本文 ->

* * *

説明

使用済現像液再利用

版処理装置に備わる現像液再利用装置であって、未使用現像液容器(13)と、版処理に備え未使用現像液容器(13)から現像液を受け入れる(15)よう構成されている現像部用タンク(10)と、現像部用タンク(10)から使用済の現像液を受け入れる(16)よう構成されている使用済現像液容器(14)と、使用済の現像液の導電率に応じ使用済現像液容器(14)からの返戻で現像液を補給する(21)よう構成されている補給手段と、を備える。

【発明の詳細な説明】
【技術分野】
【0001】
本発明は、業務用印刷で版の現像に使用される版処理装置における現像液補給装置及び方法に関する。
【背景技術】
【0002】
ディジタルリソグラフ印刷では、特殊な光機械式版セッタ上でイメージングした版を版処理装置に送り、その版に化学的な現像処理を施す。この現像処理で使用される現像剤は液状である。図1に示すように、版処理装置には、その現像液で充填される現像部用タンク10が従来から備わっている。
【0003】
リソグラフ印刷版がイメージングされ、版処理装置に運び込まれて処理されるたびに、現像部用タンク10内現像液は少しずつ消費されていく。それを補いタンク10内現像液位12を一定に保持するには、版現像サイクル実行毎に、未使用現像液容器13から現像液補給用パイプ系15経由で未使用現像液を補給する必要がある。容器13からタンク10への未使用現像液流入だけでは液位12が一定にならないので、使用済現像液排出用パイプ系16を介しタンク10内現像液の一部を使用済現像液容器14内に排出させることも必要になる。
【0004】
その使用済現像液容器14はいずれ使用済現像液でいっぱいになる。そうなったらその現像液を安全なやり方で除去・廃棄する必要があるが、使用済現像液には環境に対し悪影響を及ぼす性質があるため、その除去・廃棄にはかなりの費用がかかる。
【先行技術文献】
【特許文献】
【0005】
【特許文献1】米国特許第4969002号明細書
【特許文献2】米国特許第5930547号明細書
【特許文献3】欧州特許出願公開第0346871号明細書(A2)
【特許文献4】欧州特許出願公開第0415392号明細書(A2)

* * *

記録一覧 ->
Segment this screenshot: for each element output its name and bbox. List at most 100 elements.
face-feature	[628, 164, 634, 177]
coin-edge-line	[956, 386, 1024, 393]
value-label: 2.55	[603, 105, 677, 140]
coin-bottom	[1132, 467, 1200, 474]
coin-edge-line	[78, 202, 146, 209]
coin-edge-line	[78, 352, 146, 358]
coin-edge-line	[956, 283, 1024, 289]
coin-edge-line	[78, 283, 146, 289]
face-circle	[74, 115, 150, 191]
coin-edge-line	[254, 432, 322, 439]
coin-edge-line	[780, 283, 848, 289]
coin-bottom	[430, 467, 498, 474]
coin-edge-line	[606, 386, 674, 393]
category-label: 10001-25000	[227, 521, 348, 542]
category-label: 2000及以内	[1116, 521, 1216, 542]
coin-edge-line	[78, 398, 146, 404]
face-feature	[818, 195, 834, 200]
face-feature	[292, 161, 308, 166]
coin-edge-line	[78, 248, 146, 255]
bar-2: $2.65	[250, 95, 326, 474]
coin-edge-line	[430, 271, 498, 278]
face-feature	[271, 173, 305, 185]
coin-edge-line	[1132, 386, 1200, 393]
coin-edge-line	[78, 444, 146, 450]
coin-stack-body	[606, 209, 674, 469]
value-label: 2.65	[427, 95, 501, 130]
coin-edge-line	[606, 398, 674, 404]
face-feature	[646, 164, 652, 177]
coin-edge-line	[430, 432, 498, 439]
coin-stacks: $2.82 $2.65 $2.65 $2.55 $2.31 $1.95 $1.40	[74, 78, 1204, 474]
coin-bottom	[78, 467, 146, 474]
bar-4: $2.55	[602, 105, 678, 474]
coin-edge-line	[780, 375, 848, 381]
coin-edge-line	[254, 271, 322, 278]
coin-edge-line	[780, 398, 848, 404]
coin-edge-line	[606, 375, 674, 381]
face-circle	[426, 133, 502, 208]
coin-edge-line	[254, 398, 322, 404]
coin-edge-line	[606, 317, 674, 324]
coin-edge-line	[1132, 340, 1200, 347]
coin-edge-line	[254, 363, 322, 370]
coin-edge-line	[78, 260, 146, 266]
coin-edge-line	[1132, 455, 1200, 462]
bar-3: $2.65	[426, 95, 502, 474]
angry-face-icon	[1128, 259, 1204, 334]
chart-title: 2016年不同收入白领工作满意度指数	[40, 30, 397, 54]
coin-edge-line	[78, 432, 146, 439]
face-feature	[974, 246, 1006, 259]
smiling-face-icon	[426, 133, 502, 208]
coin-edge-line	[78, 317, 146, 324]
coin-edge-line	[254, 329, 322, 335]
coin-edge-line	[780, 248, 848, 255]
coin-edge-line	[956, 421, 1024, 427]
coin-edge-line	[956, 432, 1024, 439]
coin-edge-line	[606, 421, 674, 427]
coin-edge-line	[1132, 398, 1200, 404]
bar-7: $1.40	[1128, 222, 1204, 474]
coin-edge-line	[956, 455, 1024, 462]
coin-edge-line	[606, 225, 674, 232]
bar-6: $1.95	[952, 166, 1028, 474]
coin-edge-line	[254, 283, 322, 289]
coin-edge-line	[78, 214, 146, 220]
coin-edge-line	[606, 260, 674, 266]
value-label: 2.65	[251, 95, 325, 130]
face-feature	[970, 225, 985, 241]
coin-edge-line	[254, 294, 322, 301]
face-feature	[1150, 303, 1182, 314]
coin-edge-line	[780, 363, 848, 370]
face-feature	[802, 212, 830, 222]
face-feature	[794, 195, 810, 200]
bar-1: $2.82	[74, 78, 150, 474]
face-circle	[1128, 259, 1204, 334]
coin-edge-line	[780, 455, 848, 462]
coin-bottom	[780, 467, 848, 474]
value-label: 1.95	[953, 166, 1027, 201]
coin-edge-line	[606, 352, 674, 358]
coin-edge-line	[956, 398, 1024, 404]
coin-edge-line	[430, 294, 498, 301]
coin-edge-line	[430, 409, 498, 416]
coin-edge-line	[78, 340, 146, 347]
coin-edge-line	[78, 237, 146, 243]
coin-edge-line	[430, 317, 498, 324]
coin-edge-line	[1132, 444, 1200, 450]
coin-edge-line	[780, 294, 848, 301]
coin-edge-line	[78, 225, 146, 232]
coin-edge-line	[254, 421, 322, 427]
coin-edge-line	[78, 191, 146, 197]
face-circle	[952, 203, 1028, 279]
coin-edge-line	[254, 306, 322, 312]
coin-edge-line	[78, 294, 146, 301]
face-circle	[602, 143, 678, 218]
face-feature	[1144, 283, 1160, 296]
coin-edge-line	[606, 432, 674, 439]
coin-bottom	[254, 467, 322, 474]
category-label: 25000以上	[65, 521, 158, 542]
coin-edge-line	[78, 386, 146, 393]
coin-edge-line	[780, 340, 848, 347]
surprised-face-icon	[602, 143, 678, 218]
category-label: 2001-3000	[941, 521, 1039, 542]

* * *

課題の説明 ->
現像液再利用に関する本文を読み、次の問いに答えなさい。
1. ディジタルリソグラフ印刷では、版はどこでイメージングされるか。
2. 未使用現像液は、どの容器からどのパイプ系を経由して現像部用タンクへ補給されるか。
3. 使用済現像液の除去・廃棄にかなりの費用がかかるのはなぜか。

解答 ->
1. 特殊な光機械式版セッタ上でイメージングされる。
2. 未使用現像液容器13から、現像液補給用パイプ系15を経由して補給される。
3. 使用済現像液には環境に対し悪影響を及ぼす性質があるため。